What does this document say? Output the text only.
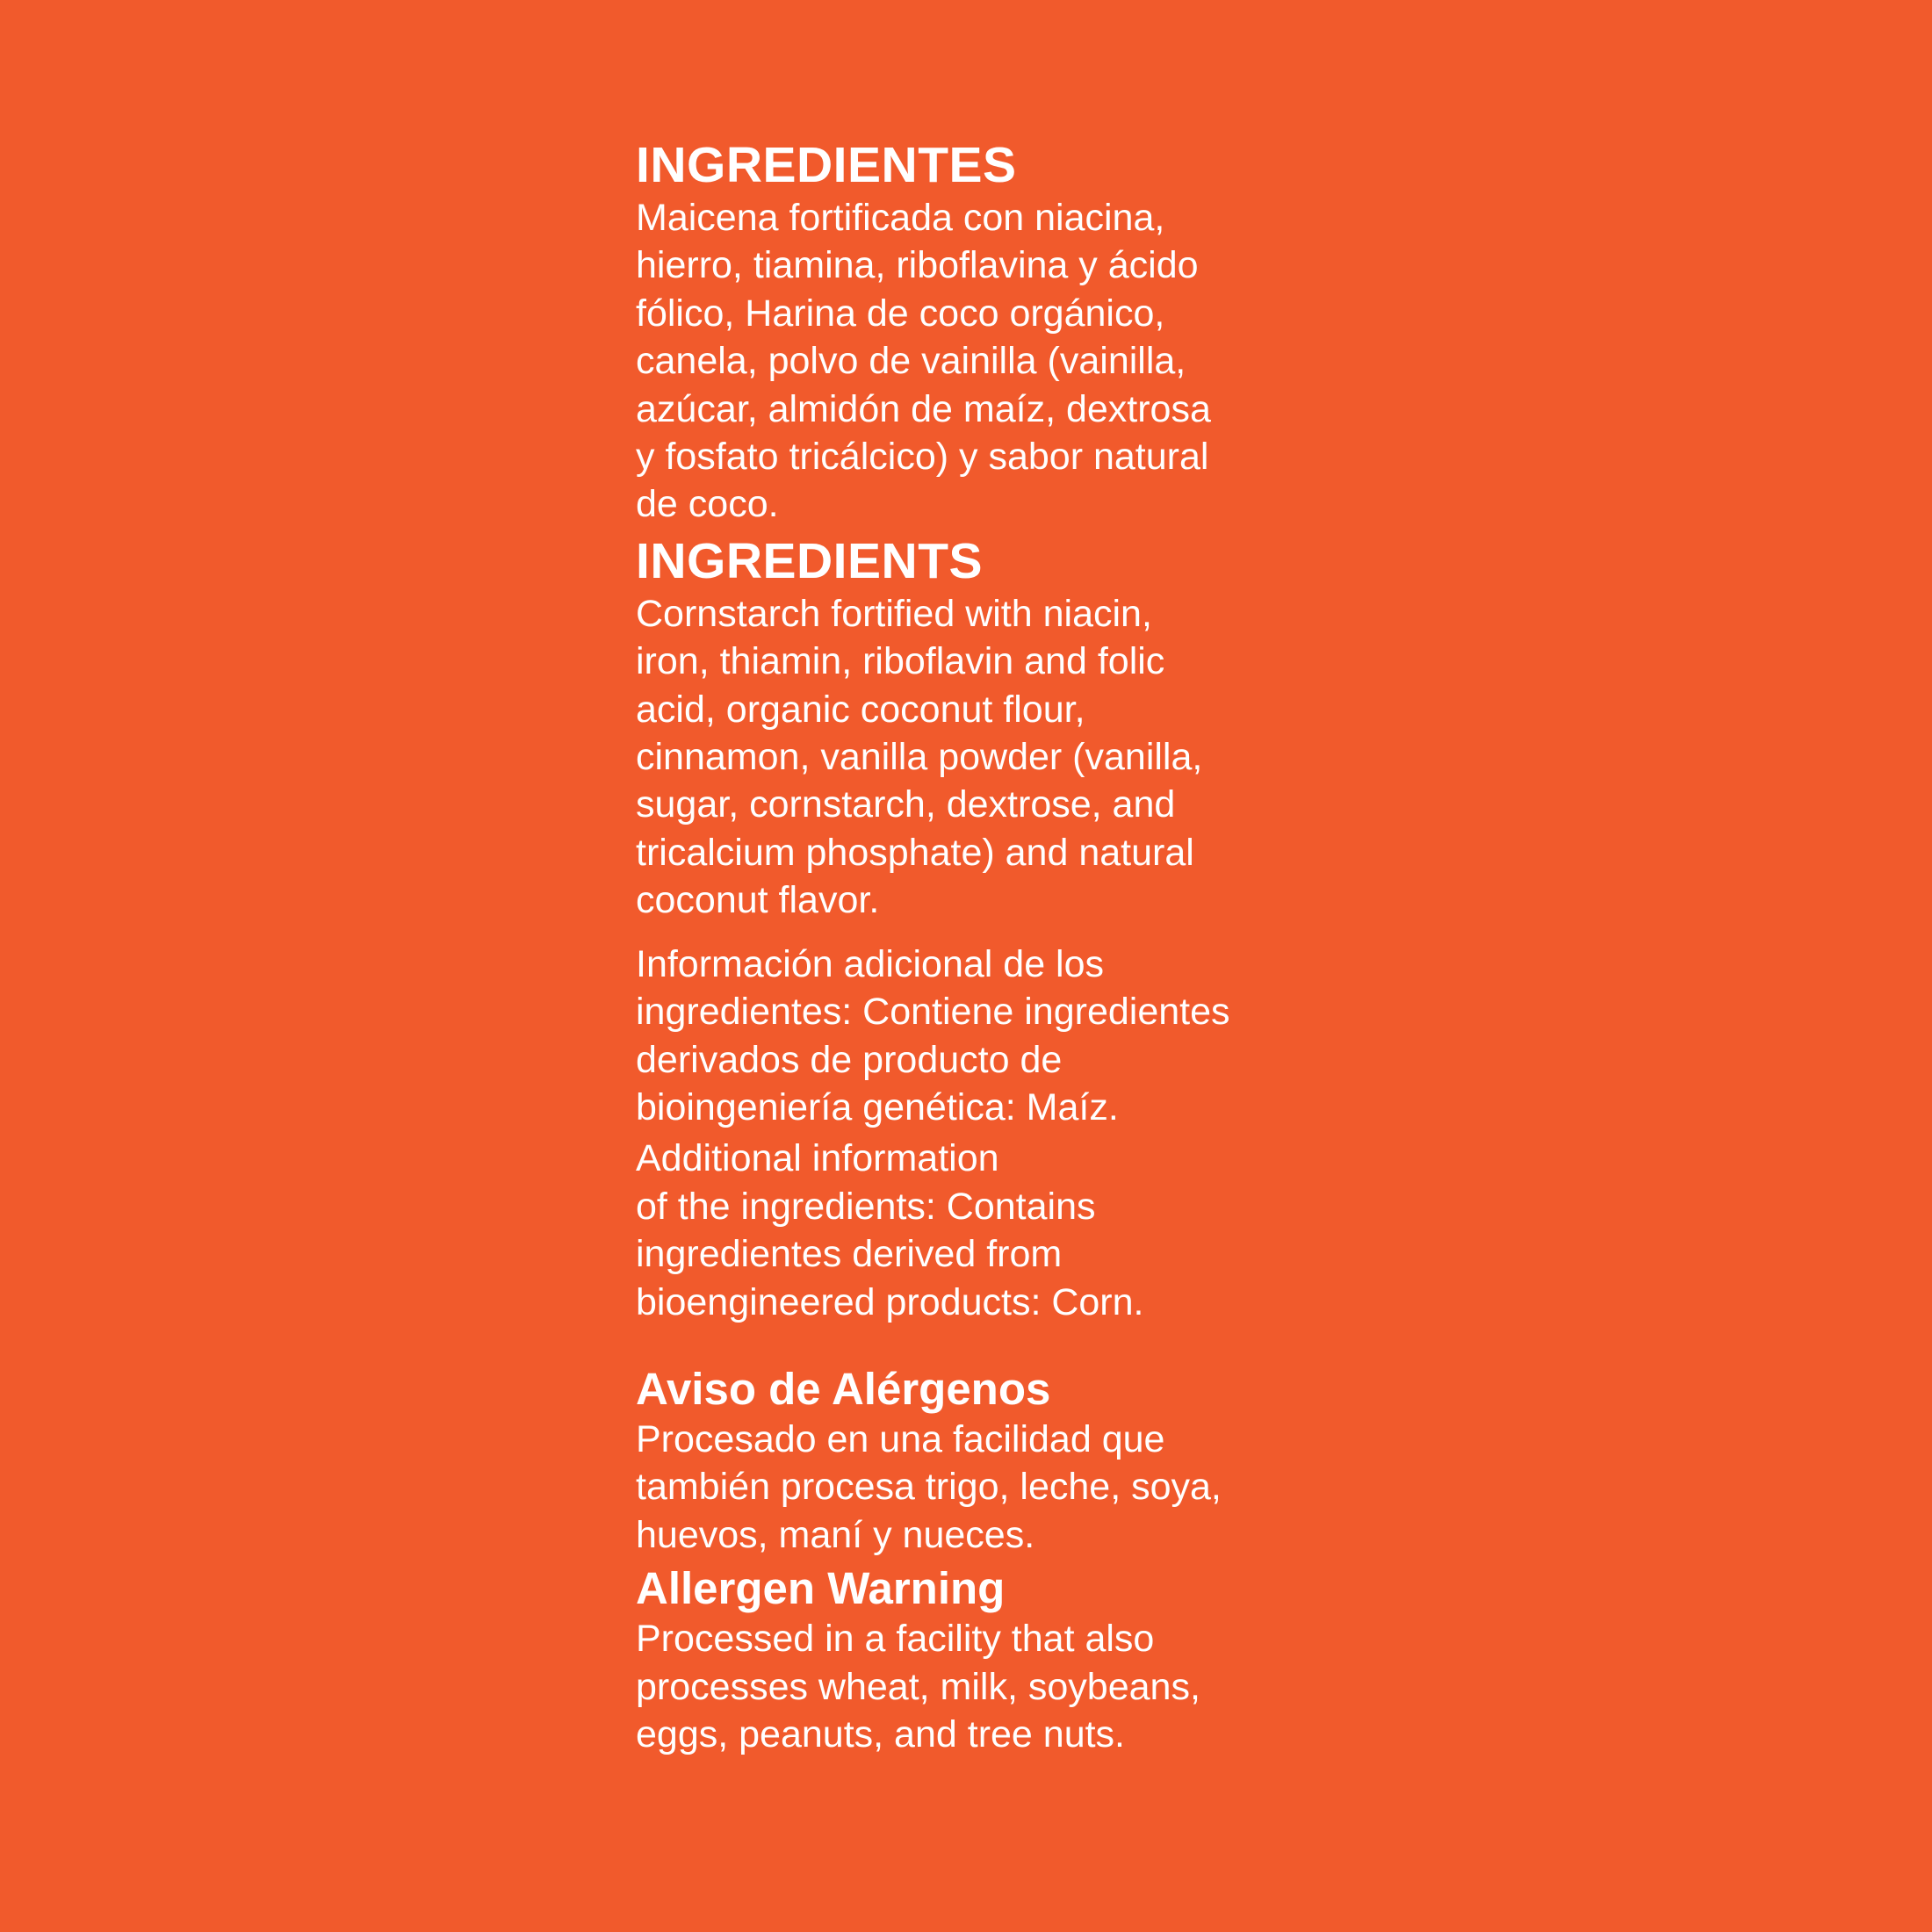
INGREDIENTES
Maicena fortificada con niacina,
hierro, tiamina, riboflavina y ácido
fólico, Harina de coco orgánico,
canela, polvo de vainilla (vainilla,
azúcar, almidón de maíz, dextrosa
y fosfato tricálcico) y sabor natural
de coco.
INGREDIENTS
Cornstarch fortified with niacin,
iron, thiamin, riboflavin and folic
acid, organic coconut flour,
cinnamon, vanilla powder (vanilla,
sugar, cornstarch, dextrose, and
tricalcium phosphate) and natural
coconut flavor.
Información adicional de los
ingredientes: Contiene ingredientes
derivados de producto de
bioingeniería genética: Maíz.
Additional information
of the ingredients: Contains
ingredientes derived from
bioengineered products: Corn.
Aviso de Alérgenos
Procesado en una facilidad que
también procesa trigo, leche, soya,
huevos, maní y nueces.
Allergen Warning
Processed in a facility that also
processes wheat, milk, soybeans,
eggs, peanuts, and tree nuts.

--

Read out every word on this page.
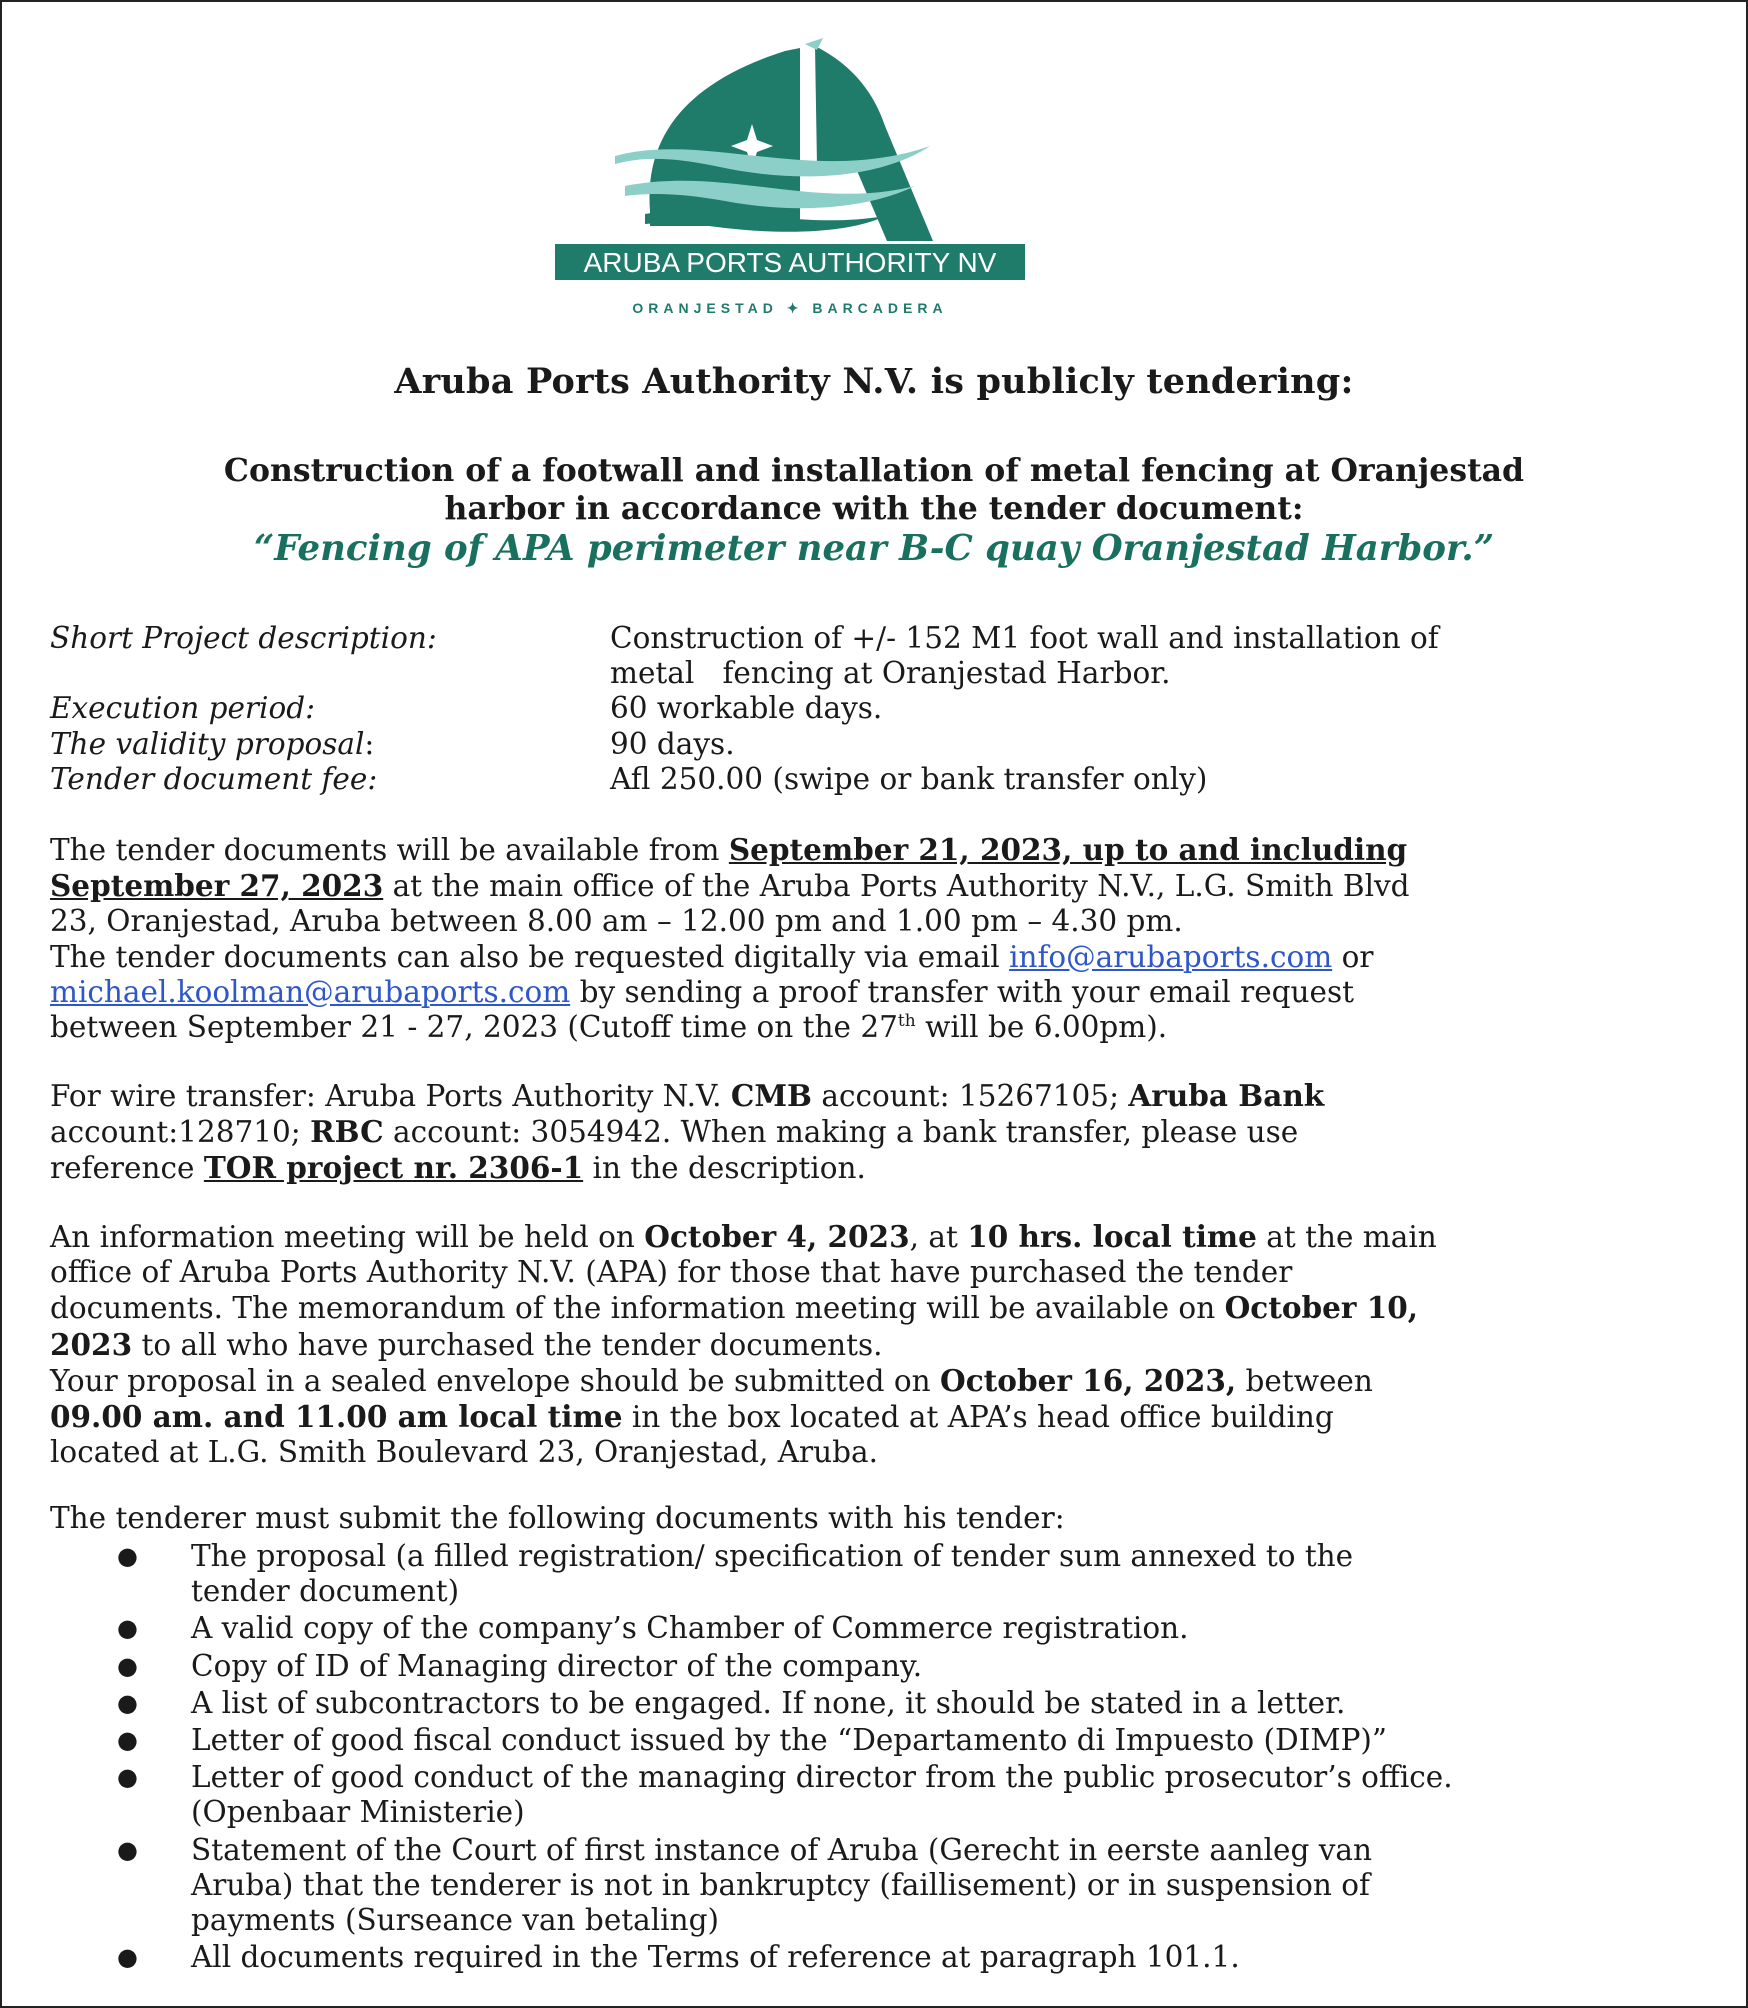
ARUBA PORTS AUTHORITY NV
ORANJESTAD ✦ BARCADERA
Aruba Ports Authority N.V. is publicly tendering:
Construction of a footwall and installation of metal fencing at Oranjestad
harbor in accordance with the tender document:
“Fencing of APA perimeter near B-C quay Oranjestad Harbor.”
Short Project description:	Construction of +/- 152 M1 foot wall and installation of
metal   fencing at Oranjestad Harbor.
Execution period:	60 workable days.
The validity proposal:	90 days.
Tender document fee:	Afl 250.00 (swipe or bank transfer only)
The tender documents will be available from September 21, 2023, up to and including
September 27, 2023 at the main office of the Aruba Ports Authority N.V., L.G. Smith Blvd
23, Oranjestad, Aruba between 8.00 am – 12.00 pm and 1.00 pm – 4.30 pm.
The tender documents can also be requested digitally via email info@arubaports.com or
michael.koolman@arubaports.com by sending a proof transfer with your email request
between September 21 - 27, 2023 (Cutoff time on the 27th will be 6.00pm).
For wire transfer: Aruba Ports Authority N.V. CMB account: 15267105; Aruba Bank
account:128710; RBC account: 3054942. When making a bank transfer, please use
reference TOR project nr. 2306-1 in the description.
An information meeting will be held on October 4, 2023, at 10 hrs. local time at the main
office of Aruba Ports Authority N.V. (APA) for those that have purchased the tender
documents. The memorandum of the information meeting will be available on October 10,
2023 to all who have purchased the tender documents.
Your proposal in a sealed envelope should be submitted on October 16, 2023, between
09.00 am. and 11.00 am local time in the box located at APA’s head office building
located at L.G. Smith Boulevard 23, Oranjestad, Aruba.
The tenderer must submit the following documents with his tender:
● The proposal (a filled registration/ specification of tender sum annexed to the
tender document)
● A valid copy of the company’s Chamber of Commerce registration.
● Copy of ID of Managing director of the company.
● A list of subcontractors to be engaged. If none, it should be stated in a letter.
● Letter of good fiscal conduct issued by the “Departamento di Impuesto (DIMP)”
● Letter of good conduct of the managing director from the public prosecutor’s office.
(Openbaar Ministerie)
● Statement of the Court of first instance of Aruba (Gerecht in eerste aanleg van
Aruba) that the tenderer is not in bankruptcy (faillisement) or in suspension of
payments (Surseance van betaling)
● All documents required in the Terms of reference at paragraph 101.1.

Exercise
Reproduce each line of the entries in which the word "that" is found.

Written solution
Processed in a facility that also
office of Aruba Ports Authority N.V. (APA) for those that have purchased the tender
Aruba) that the tenderer is not in bankruptcy (faillisement) or in suspension of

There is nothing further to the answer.